* [Required task]:
Search the listing for "JSON" and copy every line where it appears.

[Begin]

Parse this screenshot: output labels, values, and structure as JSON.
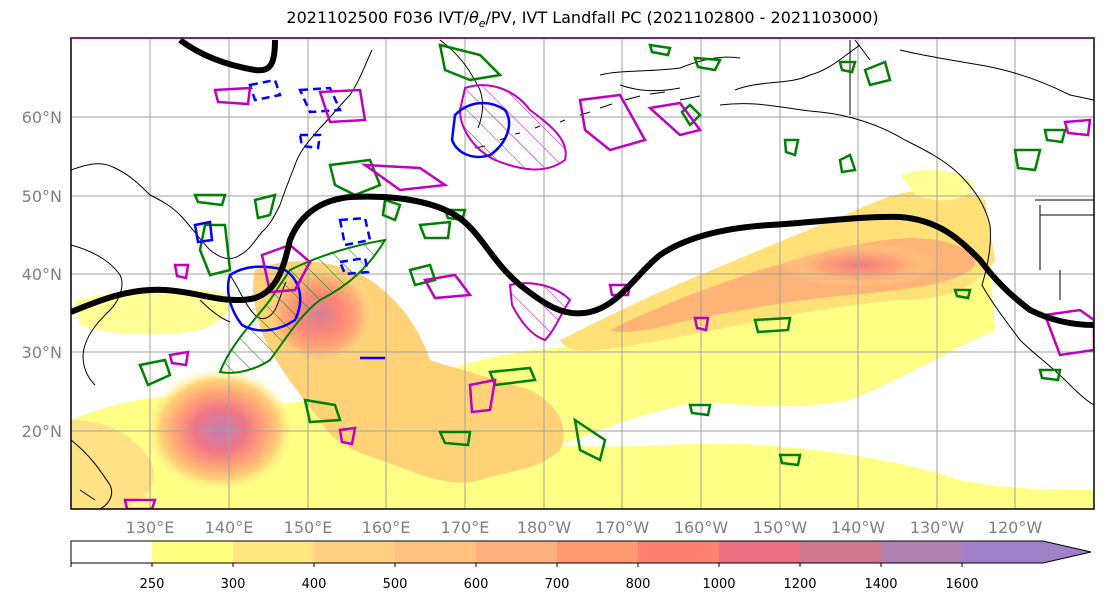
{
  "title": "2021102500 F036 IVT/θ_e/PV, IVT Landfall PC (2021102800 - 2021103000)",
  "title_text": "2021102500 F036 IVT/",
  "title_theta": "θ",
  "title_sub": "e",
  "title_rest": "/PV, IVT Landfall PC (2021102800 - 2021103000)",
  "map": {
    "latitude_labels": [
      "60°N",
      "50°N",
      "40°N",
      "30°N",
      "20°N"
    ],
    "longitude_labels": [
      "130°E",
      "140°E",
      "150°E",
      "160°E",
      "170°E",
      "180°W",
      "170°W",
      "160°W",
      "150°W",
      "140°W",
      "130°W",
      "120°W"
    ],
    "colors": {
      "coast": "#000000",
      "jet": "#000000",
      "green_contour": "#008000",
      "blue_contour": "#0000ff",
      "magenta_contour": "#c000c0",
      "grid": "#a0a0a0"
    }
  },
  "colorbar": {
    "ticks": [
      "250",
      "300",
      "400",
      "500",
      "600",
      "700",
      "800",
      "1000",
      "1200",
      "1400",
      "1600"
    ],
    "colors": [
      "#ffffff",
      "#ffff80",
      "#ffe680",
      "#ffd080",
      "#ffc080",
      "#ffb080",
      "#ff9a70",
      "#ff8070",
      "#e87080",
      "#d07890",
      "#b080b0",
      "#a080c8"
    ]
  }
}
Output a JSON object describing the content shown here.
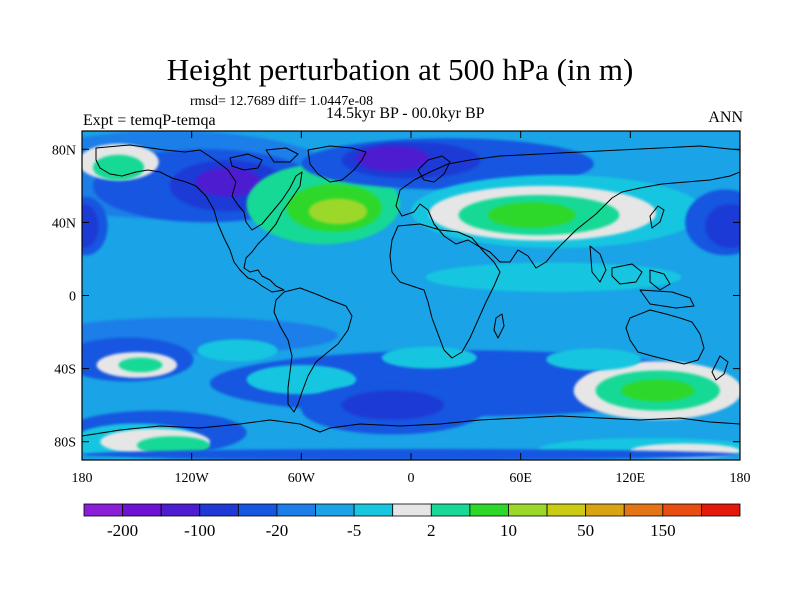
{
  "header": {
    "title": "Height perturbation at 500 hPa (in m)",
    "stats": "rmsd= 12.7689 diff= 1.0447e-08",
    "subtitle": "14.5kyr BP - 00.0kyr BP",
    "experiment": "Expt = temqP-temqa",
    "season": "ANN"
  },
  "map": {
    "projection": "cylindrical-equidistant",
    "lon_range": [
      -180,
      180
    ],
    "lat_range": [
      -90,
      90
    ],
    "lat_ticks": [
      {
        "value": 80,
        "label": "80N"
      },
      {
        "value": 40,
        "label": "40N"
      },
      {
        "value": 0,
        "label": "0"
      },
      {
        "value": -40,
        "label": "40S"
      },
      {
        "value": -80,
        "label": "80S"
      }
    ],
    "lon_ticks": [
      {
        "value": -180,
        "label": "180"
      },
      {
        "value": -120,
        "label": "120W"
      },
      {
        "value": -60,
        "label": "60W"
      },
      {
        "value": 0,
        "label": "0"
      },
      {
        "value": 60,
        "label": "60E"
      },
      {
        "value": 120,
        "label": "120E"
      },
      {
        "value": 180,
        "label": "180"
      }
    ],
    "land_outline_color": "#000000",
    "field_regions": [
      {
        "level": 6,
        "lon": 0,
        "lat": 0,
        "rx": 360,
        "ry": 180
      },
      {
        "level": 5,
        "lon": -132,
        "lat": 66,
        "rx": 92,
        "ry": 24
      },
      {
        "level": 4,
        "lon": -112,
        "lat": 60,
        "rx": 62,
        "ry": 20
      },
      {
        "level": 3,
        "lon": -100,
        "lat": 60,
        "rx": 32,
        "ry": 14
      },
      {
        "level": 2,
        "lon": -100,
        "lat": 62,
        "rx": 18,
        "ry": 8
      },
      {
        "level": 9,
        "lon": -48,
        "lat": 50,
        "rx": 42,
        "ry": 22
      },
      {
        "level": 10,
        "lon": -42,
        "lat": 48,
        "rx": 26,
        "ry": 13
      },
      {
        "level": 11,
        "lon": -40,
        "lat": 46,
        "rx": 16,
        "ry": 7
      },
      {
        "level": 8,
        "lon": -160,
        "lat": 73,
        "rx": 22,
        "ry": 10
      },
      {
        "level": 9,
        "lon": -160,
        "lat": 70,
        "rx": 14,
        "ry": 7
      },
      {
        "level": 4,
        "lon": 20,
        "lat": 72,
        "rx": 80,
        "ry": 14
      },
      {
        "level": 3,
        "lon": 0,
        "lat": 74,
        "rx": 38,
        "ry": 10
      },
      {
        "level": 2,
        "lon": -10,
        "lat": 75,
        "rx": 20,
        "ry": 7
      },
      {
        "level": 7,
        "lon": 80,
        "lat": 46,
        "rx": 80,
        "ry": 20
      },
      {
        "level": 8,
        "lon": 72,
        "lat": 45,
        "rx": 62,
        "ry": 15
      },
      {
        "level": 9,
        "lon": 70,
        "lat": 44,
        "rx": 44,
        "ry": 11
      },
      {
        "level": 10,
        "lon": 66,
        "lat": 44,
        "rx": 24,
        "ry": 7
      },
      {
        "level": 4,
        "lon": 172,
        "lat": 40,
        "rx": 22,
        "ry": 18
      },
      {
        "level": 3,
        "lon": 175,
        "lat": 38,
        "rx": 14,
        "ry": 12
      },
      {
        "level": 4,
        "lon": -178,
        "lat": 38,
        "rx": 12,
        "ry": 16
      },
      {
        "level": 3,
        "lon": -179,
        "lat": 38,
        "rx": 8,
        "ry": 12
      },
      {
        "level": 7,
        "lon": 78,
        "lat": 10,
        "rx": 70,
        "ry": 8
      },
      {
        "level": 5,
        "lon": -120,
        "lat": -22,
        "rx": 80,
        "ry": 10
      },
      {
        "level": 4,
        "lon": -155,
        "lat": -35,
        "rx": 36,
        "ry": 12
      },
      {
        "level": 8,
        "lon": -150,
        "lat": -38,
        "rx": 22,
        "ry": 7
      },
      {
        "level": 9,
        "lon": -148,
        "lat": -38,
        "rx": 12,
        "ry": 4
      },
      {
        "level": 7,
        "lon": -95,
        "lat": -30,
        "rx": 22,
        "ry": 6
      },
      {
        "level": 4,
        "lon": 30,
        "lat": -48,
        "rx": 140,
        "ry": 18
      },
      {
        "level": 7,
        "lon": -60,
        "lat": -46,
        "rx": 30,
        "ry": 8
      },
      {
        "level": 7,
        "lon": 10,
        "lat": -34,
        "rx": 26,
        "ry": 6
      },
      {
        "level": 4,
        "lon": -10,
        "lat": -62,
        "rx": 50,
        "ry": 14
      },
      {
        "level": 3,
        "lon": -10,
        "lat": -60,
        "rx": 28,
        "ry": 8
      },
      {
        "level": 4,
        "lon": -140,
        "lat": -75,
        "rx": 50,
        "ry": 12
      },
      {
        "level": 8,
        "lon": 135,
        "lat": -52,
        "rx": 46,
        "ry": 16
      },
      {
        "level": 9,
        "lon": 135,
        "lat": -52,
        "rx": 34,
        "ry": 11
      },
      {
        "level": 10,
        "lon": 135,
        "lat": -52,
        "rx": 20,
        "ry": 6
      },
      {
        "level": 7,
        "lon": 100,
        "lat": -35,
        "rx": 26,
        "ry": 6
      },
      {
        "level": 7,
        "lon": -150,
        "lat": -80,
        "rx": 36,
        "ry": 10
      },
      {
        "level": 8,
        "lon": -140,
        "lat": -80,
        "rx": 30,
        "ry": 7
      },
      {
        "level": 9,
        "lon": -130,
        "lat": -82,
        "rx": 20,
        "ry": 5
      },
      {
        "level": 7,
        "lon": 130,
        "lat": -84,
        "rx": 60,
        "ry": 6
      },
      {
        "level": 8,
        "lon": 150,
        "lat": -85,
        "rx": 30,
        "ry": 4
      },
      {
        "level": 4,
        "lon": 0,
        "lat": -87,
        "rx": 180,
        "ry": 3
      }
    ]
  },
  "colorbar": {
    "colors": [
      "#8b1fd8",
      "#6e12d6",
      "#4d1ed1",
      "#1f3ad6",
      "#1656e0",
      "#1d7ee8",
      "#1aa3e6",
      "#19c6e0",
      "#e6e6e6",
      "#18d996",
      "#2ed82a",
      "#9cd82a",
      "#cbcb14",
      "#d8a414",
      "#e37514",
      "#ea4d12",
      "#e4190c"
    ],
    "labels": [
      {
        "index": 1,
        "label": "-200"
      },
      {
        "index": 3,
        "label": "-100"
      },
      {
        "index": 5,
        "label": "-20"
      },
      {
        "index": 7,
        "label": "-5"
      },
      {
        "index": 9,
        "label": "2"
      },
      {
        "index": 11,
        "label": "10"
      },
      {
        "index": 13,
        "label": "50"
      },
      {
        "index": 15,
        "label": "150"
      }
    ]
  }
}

[End]

* [Exercise solution]:
Parse this screenshot: output labels, values, and structure as JSON.
Output a JSON object describing the content shown here.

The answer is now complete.